Lines containing the string "Hess" are to be counted. Write only how many there are.

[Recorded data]

----------------------------------------

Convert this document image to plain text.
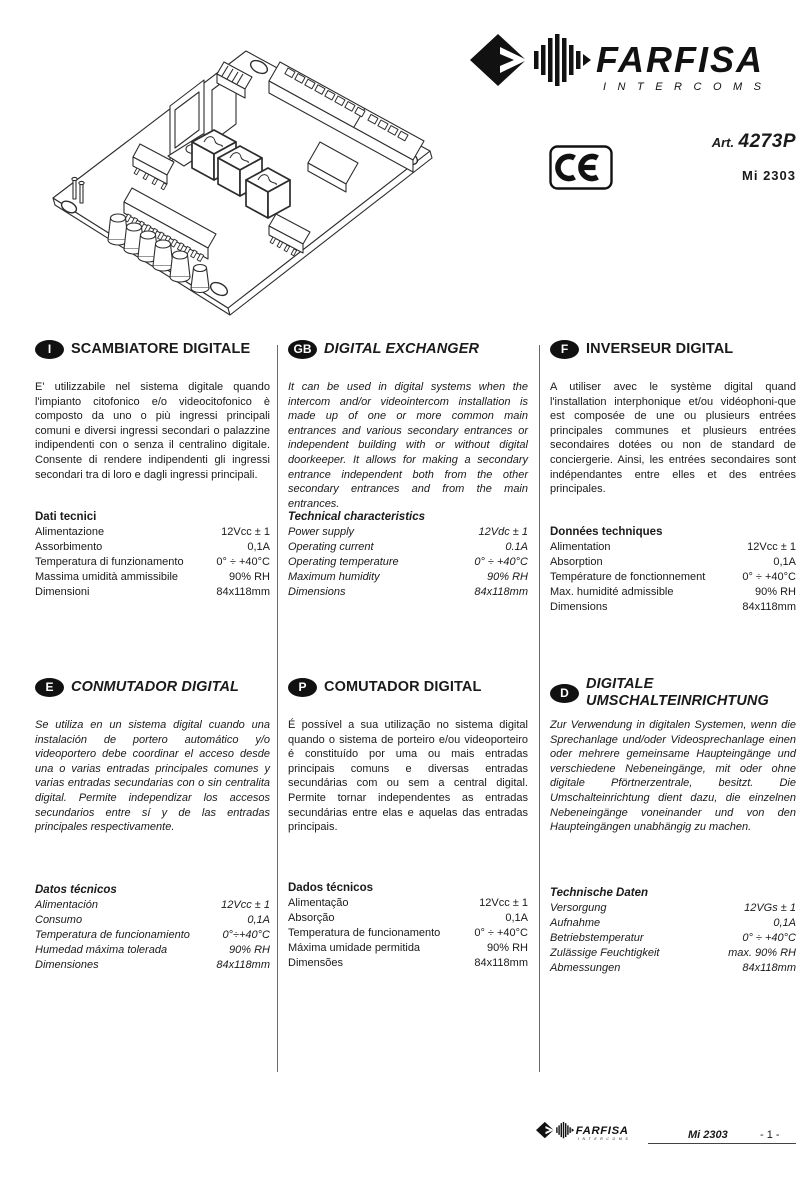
FARFISA
INTERCOMS
Art. 4273P
Mi 2303
I	SCAMBIATORE DIGITALE

E' utilizzabile nel sistema digitale quando l'impianto citofonico e/o videocitofonico è composto da uno o più ingressi principali comuni e diversi ingressi secondari o palazzine indipendenti con o senza il centralino digitale. Consente di rendere indipendenti gli ingressi secondari tra di loro e dagli ingressi principali.

Dati tecnici
Alimentazione	12Vcc ± 1
Assorbimento	0,1A
Temperatura di funzionamento	0° ÷ +40°C
Massima umidità ammissibile	90% RH
Dimensioni	84x118mm
GB DIGITAL EXCHANGER

It can be used in digital systems when the intercom and/or videointercom installation is made up of one or more common main entrances and various secondary entrances or independent building with or without digital doorkeeper. It allows for making a secondary entrance independent both from the other secondary entrances and from the main entrances.

Technical characteristics
Power supply	12Vdc ± 1
Operating current	0.1A
Operating temperature	0° ÷ +40°C
Maximum humidity	90% RH
Dimensions	84x118mm
F	INVERSEUR DIGITAL

A utiliser avec le système digital quand l'installation interphonique et/ou vidéophoni-que est composée de une ou plusieurs entrées principales communes et plusieurs entrées secondaires dotées ou non de standard de conciergerie. Ainsi, les entrées secondaires sont indépendantes entre elles et des entrées principales.

Données techniques
Alimentation	12Vcc ± 1
Absorption	0,1A
Température de fonctionnement	0° ÷ +40°C
Max. humidité admissible	90% RH
Dimensions	84x118mm
E	CONMUTADOR DIGITAL

Se utiliza en un sistema digital cuando una instalación de portero automático y/o videoportero debe coordinar el acceso desde una o varias entradas principales comunes y varias entradas secundarias con o sin centralita digital. Permite independizar los accesos secundarios entre sí y de las entradas principales respectivamente.

Datos técnicos
Alimentación	12Vcc ± 1
Consumo	0,1A
Temperatura de funcionamiento	0°÷+40°C
Humedad máxima tolerada	90% RH
Dimensiones	84x118mm
P	COMUTADOR DIGITAL

É possível a sua utilização no sistema digital quando o sistema de porteiro e/ou videoporteiro é constituído por uma ou mais entradas principais comuns e diversas entradas secundárias com ou sem a central digital. Permite tornar independentes as entradas secundárias entre elas e aquelas das entradas principais.

Dados técnicos
Alimentação	12Vcc ± 1
Absorção	0,1A
Temperatura de funcionamento	0° ÷ +40°C
Máxima umidade permitida	90% RH
Dimensões	84x118mm
D
DIGITALE
UMSCHALTEINRICHTUNG

Zur Verwendung in digitalen Systemen, wenn die Sprechanlage und/oder Videosprechanlage einen oder mehrere gemeinsame Haupteingänge und verschiedene Nebeneingänge, mit oder ohne digitale Pförtnerzentrale, besitzt. Die Umschalteinrichtung dient dazu, die einzelnen Nebeneingänge voneinander und von den Haupteingängen unabhängig zu machen.

Technische Daten
Versorgung	12VGs ± 1
Aufnahme	0,1A
Betriebstemperatur	0° ÷ +40°C
Zulässige Feuchtigkeit	max. 90% RH
Abmessungen	84x118mm
FARFISA
INTERCOMS	Mi 2303	- 1 -
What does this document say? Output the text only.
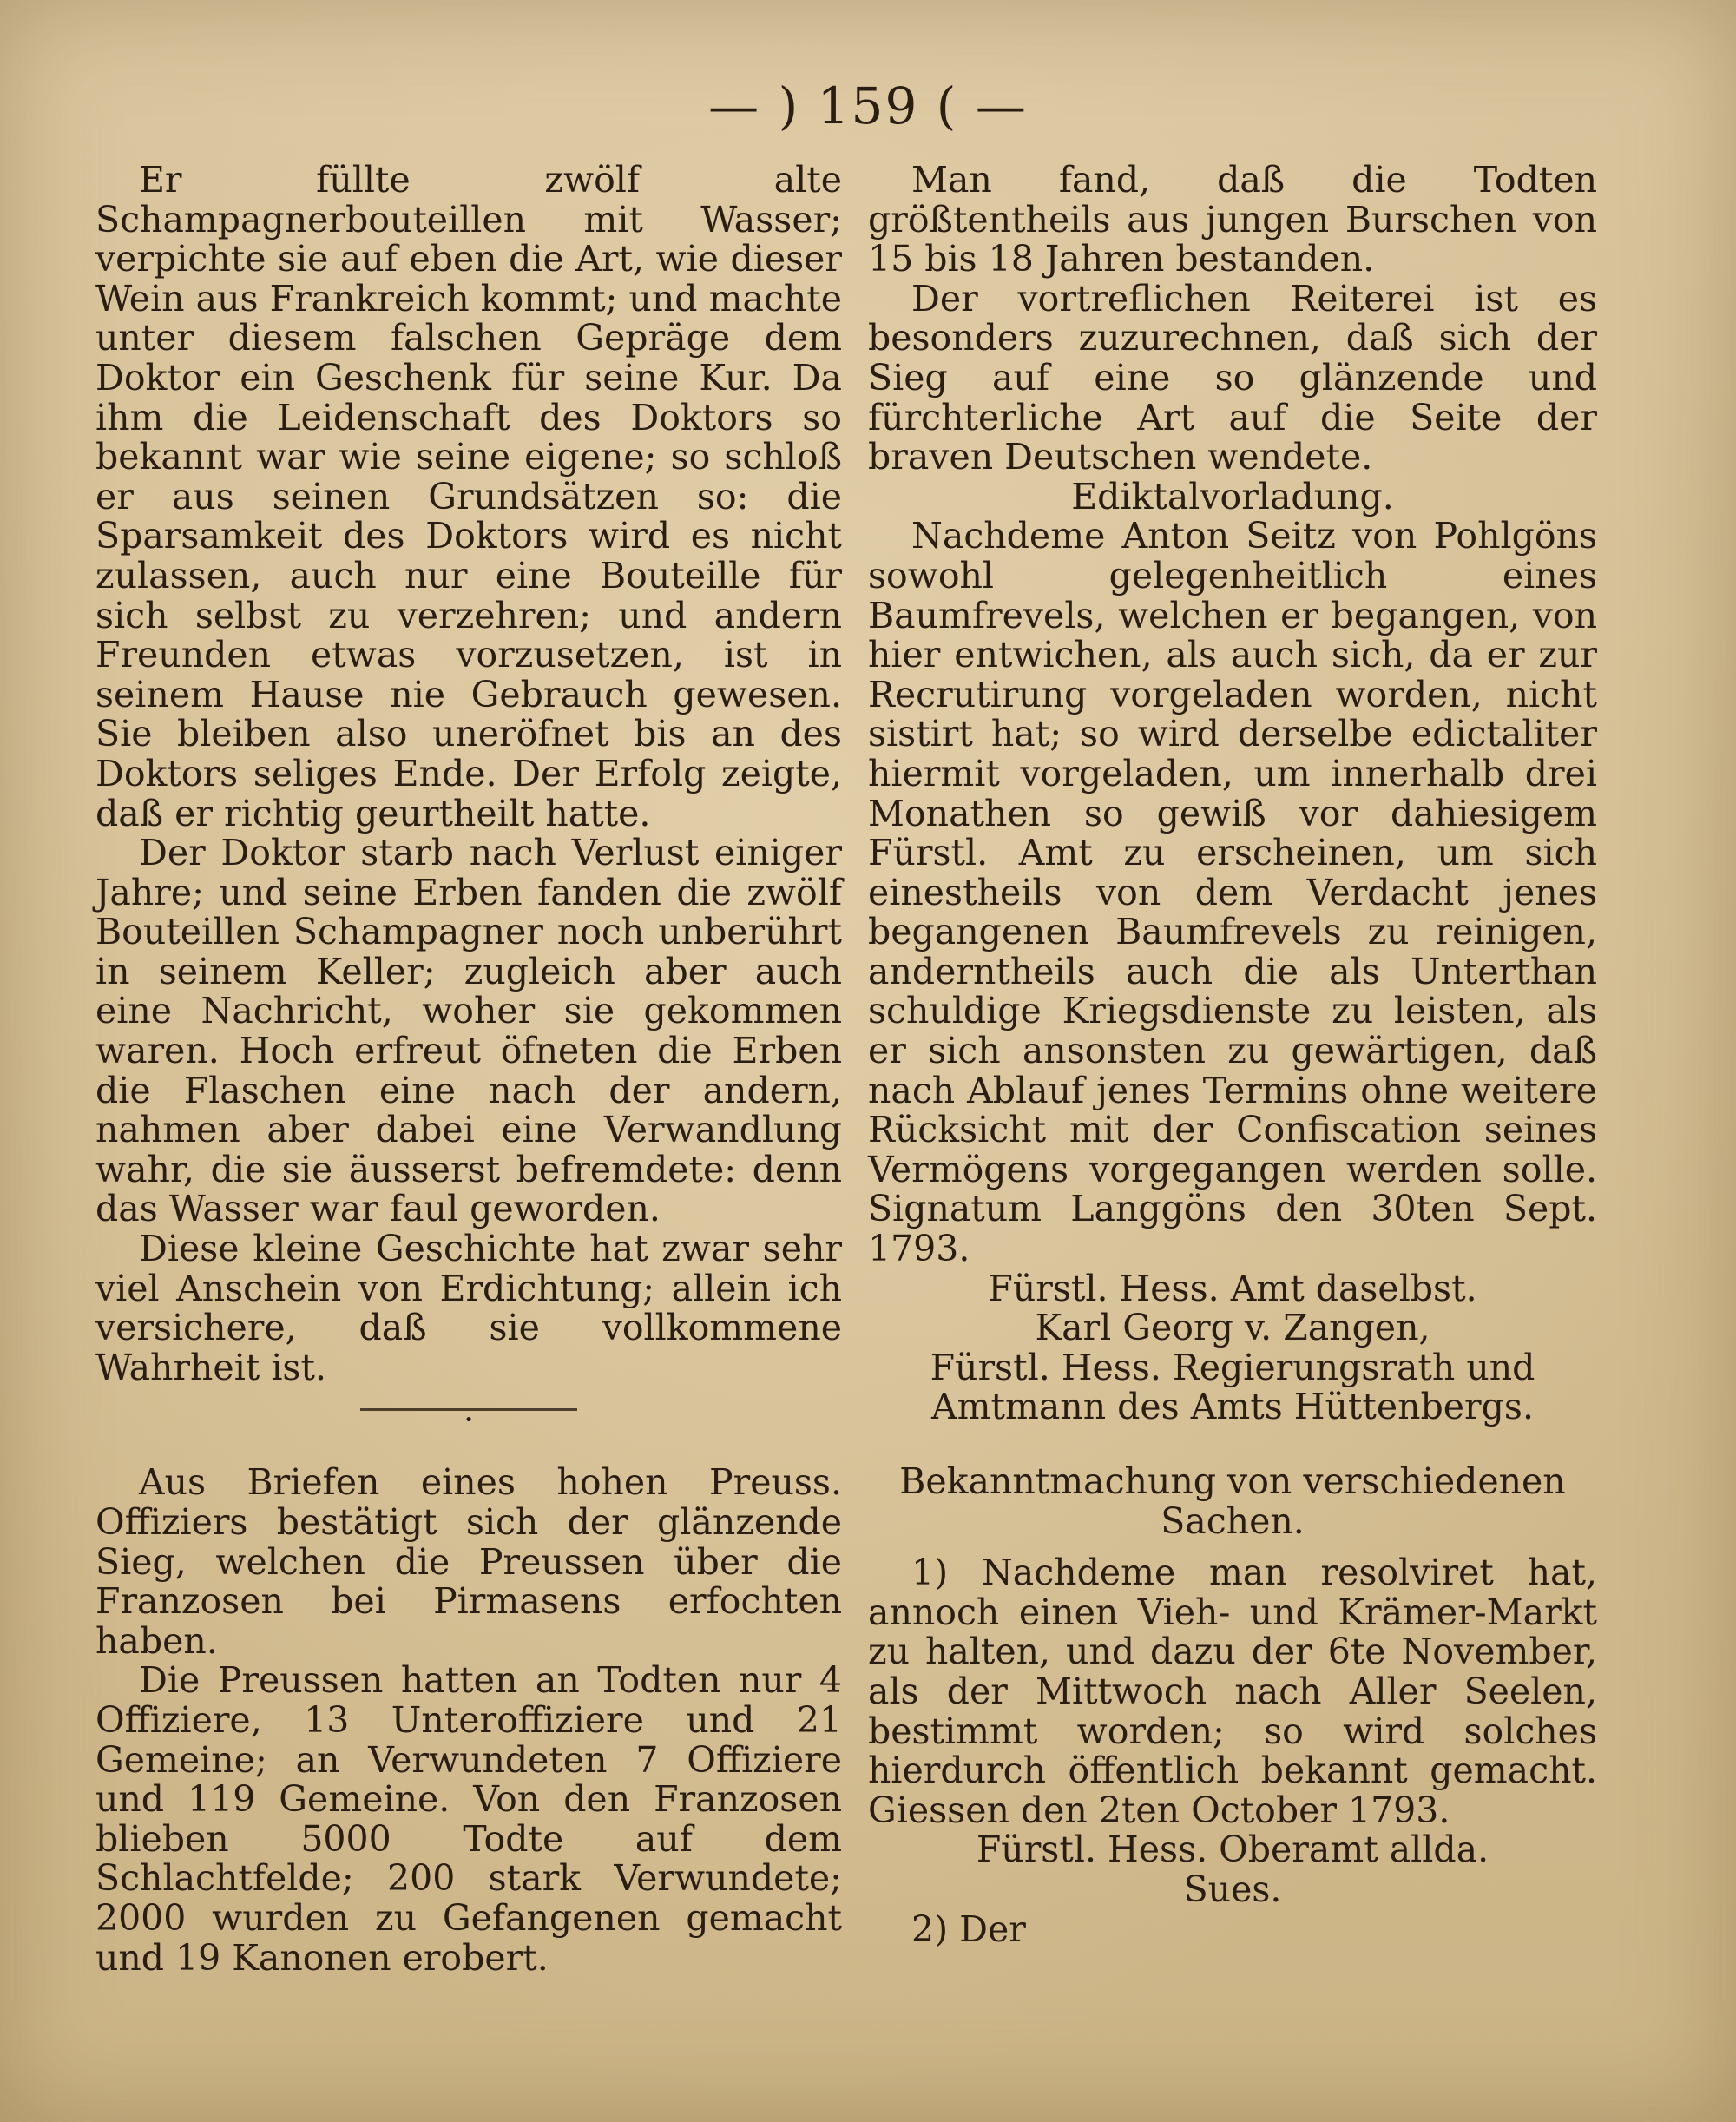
— ) 159 ( —

Er füllte zwölf alte Schampagnerbouteillen mit Wasser; verpichte sie auf eben die Art, wie dieser Wein aus Frankreich kommt; und machte unter diesem falschen Gepräge dem Doktor ein Geschenk für seine Kur. Da ihm die Leidenschaft des Doktors so bekannt war wie seine eigene; so schloß er aus seinen Grundsätzen so: die Sparsamkeit des Doktors wird es nicht zulassen, auch nur eine Bouteille für sich selbst zu verzehren; und andern Freunden etwas vorzusetzen, ist in seinem Hause nie Gebrauch gewesen. Sie bleiben also uneröfnet bis an des Doktors seliges Ende. Der Erfolg zeigte, daß er richtig geurtheilt hatte.

Der Doktor starb nach Verlust einiger Jahre; und seine Erben fanden die zwölf Bouteillen Schampagner noch unberührt in seinem Keller; zugleich aber auch eine Nachricht, woher sie gekommen waren. Hoch erfreut öfneten die Erben die Flaschen eine nach der andern, nahmen aber dabei eine Verwandlung wahr, die sie äusserst befremdete: denn das Wasser war faul geworden.

Diese kleine Geschichte hat zwar sehr viel Anschein von Erdichtung; allein ich versichere, daß sie vollkommene Wahrheit ist.

•

Aus Briefen eines hohen Preuss. Offiziers bestätigt sich der glänzende Sieg, welchen die Preussen über die Franzosen bei Pirmasens erfochten haben.

Die Preussen hatten an Todten nur 4 Offiziere, 13 Unteroffiziere und 21 Gemeine; an Verwundeten 7 Offiziere und 119 Gemeine. Von den Franzosen blieben 5000 Todte auf dem Schlachtfelde; 200 stark Verwundete; 2000 wurden zu Gefangenen gemacht und 19 Kanonen erobert.

Man fand, daß die Todten größtentheils aus jungen Burschen von 15 bis 18 Jahren bestanden.

Der vortreflichen Reiterei ist es besonders zuzurechnen, daß sich der Sieg auf eine so glänzende und fürchterliche Art auf die Seite der braven Deutschen wendete.

Ediktalvorladung.

Nachdeme Anton Seitz von Pohlgöns sowohl gelegenheitlich eines Baumfrevels, welchen er begangen, von hier entwichen, als auch sich, da er zur Recrutirung vorgeladen worden, nicht sistirt hat; so wird derselbe edictaliter hiermit vorgeladen, um innerhalb drei Monathen so gewiß vor dahiesigem Fürstl. Amt zu erscheinen, um sich einestheils von dem Verdacht jenes begangenen Baumfrevels zu reinigen, anderntheils auch die als Unterthan schuldige Kriegsdienste zu leisten, als er sich ansonsten zu gewärtigen, daß nach Ablauf jenes Termins ohne weitere Rücksicht mit der Confiscation seines Vermögens vorgegangen werden solle. Signatum Langgöns den 30ten Sept. 1793.

Fürstl. Hess. Amt daselbst.

Karl Georg v. Zangen,

Fürstl. Hess. Regierungsrath und Amtmann des Amts Hüttenbergs.

Bekanntmachung von verschiedenen Sachen.

1) Nachdeme man resolviret hat, annoch einen Vieh- und Krämer-Markt zu halten, und dazu der 6te November, als der Mittwoch nach Aller Seelen, bestimmt worden; so wird solches hierdurch öffentlich bekannt gemacht. Giessen den 2ten October 1793.

Fürstl. Hess. Oberamt allda.

Sues.

2) Der
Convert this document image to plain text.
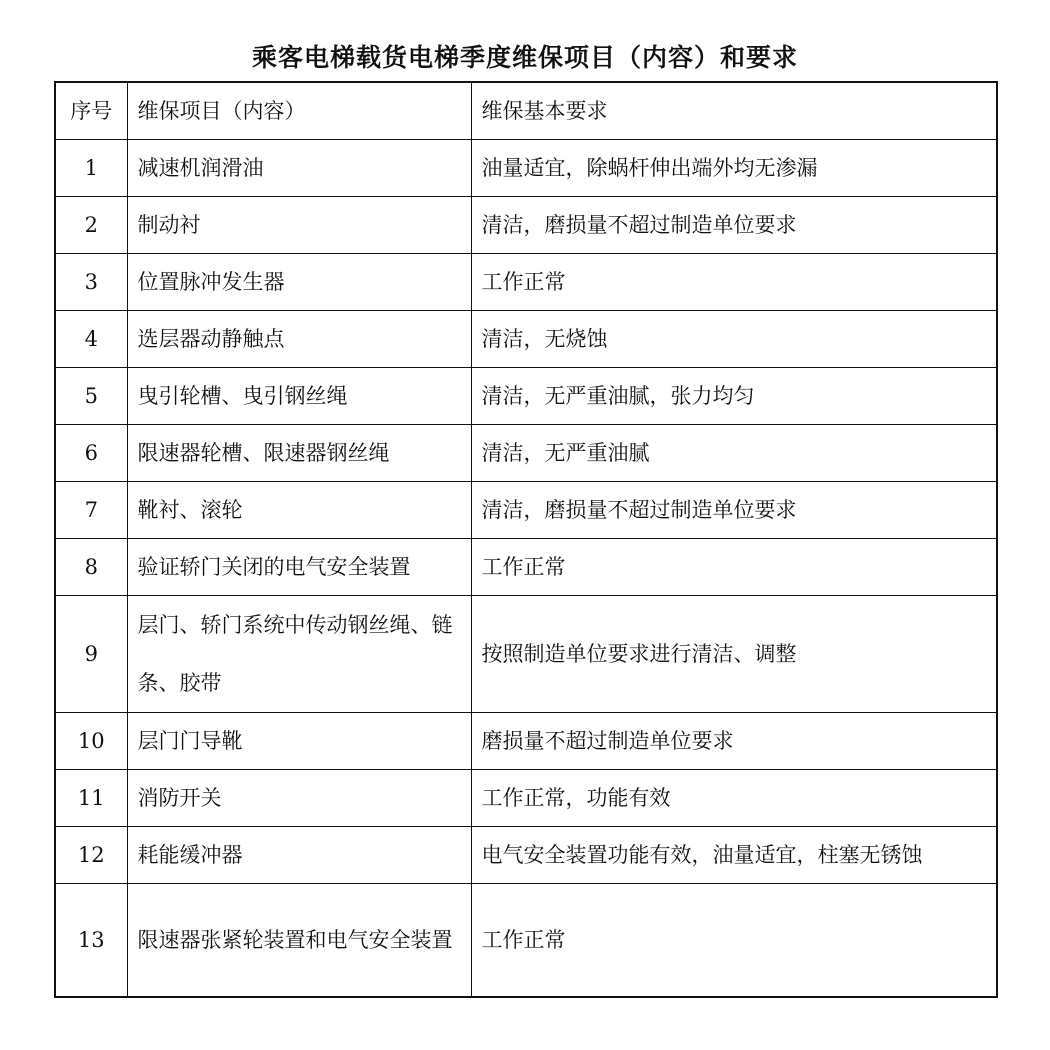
乘客电梯载货电梯季度维保项目（内容）和要求
序号	维保项目（内容）	维保基本要求
1	减速机润滑油	油量适宜，除蜗杆伸出端外均无渗漏
2	制动衬	清洁，磨损量不超过制造单位要求
3	位置脉冲发生器	工作正常
4	选层器动静触点	清洁，无烧蚀
5	曳引轮槽、曳引钢丝绳	清洁，无严重油腻，张力均匀
6	限速器轮槽、限速器钢丝绳	清洁，无严重油腻
7	靴衬、滚轮	清洁，磨损量不超过制造单位要求
8	验证轿门关闭的电气安全装置	工作正常
9	层门、轿门系统中传动钢丝绳、链条、胶带	按照制造单位要求进行清洁、调整
10	层门门导靴	磨损量不超过制造单位要求
11	消防开关	工作正常，功能有效
12	耗能缓冲器	电气安全装置功能有效，油量适宜，柱塞无锈蚀
13	限速器张紧轮装置和电气安全装置	工作正常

----------------------------------------

Answer to the exercise :: 3